* _Extracted text_:
The Boucher Bill is still under review, even after being met with heavy criticism earlier this year. The bill, which was dubbed the “Best Practices Act,” is a comprehensive framework that intends to regulate the protection of consumer data.

The Boucher Bill is set to right what some believe is a “gap” in the regulation of collection and use of personal data. Right now, there is no national legislation governing how companies tell consumers that they are collecting data, but companies post privacy notices because a California law requires it, and for most companies it is difficult to separate California consumers from non-California consumers. On the other hand, companies such as Google and Facebook are constantly scrutinized for not posting adequate privacy policies, or otherwise failing to address what exactly they are doing with the data that these Internet giants collect via the web. The bill attempts to clarify these questions and provide a framework for any company that collects personal data from consumers.

The Boucher Bill has two basic requirements. First, it requires companies that collect personal data from consumers to establish a comprehensive privacy policy. Essentially, this means that whenever a company collects any information that identifies a single person — or a single computer or device — it must alert consumers about the collection with a privacy notice or policy. According to the bill, the privacy policy should provide the consumers with all the details about the collection, use and storage of their data. The requirements for the policy go well beyond what is currently required by California law. For example, the bill requires the policy to explain for how long the company retains the data in identifiable form and how it disposes of or renders anonymous personal information after the expiration of the retention period.

The notice requirements would not apply to personal information that is collected by any means that does not utilize the Internet. This means that data collected at a trade show or via a sales event may not be covered by the bill. The notice requirements also do not apply to information that is collected for a transactional purpose or operational purpose, or that consists solely of a first name or initial and last name, a postal address, a telephone or fax number, and/or an email address, and is part of a first party transaction. At this point, this appears to exempt the routine web logs or session cookies that are collected and necessary for the functioning of the website, but a question remains whether these limitations would include personal information, such as name and billing information, if this information is used for no other purpose but to effectuate the transaction.

The second portion of the Boucher Bill is more troubling to companies that collect and use consumer data. Companies that collect personal information need to obtain express affirmative consent of the individual before selling, sharing, or otherwise disclosing that information to an “unaffiliated party.” This means that a consumer would have to opt-in to such a disclosure. A consumer must also opt-in to the collection or disclosure of “sensitive information,” such as medical records, race or ethnicity, religious beliefs, sexual orientation, financial records, or precise geo-location information. This affirmative consent must be acquired prior to a company’s collection of the sensitive data. Similarly, a company needs to obtain a consumer’s express affirmative consent in order to collect or disclosure of all or substantially all of an individual’s online activity or in the event it makes a material change to its privacy policy.

The reactions to the Boucher Bill thus far have been negative, with companies complaining that it is overly broad and that the opt-in requirements would prevent the free-flow of information that has made operating businesses online effective and consumer friendly.

* _To do_:
In the article on the Boucher Bill, condense the paragraph beginning "The Boucher Bill has two basic requirements" into a short bulleted list that keeps its main facts.

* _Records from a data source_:
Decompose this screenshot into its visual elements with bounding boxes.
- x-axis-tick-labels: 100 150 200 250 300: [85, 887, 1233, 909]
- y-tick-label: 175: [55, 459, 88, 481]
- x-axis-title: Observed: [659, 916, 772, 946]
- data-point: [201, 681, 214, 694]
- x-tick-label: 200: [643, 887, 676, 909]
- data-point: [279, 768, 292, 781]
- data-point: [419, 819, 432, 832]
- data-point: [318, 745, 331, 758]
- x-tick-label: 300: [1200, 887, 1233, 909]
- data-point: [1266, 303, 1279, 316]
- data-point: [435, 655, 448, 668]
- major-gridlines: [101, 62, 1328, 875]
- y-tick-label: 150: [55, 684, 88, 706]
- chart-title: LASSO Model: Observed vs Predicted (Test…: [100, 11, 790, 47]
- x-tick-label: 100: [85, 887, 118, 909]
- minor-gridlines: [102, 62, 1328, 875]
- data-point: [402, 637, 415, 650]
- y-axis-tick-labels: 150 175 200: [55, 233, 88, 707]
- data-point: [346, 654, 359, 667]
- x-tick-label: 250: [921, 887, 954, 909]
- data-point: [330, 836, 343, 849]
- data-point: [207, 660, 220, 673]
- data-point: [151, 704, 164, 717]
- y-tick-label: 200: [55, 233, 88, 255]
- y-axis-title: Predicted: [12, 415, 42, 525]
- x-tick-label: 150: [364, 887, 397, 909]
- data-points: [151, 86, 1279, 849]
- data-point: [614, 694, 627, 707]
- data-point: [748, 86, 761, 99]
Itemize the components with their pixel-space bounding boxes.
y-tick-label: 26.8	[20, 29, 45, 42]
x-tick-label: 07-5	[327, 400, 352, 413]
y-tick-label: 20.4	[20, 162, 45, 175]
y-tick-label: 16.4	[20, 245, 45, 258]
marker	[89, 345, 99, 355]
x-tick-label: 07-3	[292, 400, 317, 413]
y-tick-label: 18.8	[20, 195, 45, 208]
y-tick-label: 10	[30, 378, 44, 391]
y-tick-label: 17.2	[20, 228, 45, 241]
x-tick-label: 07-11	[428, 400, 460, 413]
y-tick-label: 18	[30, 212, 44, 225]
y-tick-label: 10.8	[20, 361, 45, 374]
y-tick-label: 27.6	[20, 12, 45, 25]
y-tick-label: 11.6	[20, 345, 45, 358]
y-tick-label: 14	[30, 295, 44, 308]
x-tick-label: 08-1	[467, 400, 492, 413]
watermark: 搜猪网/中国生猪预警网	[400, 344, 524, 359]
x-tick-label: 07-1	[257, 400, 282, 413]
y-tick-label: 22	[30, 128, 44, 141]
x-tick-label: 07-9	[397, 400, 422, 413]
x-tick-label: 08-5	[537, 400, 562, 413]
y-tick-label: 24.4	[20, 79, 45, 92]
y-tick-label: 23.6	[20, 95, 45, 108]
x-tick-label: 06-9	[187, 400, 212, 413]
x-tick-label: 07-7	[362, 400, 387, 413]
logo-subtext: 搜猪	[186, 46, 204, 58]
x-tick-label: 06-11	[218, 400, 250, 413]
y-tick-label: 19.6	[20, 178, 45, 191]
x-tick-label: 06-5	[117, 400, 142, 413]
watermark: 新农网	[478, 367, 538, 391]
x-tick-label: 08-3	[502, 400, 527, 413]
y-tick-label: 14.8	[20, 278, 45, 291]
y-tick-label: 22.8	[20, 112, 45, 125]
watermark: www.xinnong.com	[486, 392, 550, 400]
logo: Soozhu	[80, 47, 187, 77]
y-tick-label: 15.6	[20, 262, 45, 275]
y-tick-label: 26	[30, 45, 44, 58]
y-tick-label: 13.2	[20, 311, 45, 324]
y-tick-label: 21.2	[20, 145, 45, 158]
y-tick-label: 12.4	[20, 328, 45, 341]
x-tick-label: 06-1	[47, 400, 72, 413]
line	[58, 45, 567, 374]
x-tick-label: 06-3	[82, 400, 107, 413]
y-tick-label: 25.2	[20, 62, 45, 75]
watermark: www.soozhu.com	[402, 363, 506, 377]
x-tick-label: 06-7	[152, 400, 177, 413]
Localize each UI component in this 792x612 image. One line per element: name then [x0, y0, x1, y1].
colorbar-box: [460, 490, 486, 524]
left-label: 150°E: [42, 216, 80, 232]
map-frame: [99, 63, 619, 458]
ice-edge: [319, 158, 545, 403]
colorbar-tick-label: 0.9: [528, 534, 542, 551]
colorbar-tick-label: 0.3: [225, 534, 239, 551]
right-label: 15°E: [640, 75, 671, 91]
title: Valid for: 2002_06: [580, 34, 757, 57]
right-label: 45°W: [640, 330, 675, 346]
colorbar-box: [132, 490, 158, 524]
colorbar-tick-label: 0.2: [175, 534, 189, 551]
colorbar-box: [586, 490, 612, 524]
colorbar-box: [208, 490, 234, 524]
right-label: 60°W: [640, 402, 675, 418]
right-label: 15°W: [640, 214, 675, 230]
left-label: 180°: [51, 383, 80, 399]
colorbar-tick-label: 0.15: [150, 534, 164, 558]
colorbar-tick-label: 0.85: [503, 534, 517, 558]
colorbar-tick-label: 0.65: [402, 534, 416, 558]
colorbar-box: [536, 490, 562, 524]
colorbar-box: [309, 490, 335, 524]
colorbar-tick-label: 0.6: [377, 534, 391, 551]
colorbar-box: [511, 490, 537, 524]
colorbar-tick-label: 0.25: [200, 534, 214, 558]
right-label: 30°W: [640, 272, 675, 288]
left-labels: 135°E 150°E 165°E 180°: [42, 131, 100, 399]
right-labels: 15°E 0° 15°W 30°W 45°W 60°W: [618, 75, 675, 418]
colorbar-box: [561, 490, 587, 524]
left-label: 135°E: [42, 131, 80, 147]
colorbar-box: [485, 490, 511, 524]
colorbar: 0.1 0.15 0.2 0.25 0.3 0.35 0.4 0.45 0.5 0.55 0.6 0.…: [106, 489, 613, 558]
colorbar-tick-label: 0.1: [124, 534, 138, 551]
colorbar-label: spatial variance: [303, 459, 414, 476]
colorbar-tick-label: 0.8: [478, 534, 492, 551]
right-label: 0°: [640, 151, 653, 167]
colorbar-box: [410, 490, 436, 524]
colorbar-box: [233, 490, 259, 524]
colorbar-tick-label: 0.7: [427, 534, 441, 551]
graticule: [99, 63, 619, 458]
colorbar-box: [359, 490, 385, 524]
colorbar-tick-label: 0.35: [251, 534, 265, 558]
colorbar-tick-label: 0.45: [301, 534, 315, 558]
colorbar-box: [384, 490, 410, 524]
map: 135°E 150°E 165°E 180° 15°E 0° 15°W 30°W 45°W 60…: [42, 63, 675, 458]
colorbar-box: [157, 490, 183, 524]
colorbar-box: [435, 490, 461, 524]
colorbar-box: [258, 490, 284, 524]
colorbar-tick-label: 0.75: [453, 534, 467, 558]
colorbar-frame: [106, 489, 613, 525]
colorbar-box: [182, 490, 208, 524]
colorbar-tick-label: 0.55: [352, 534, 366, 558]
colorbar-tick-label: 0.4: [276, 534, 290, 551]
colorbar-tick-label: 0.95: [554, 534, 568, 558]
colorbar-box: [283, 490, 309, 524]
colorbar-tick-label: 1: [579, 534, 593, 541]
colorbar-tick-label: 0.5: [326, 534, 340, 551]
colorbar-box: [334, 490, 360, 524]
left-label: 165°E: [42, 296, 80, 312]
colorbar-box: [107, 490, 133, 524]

* _Finished task_:
- The bill's first requirement is that companies collecting personal data from consumers establish a comprehensive privacy policy.
- Whenever a company collects information identifying a single person, computer or device, it must alert consumers with a privacy notice or policy.
- The policy should give consumers full details about how their data is collected, used and stored.
- These requirements go well beyond current California law. For example, the policy must explain how long data is kept in identifiable form and how it is disposed of or made anonymous once the retention period ends.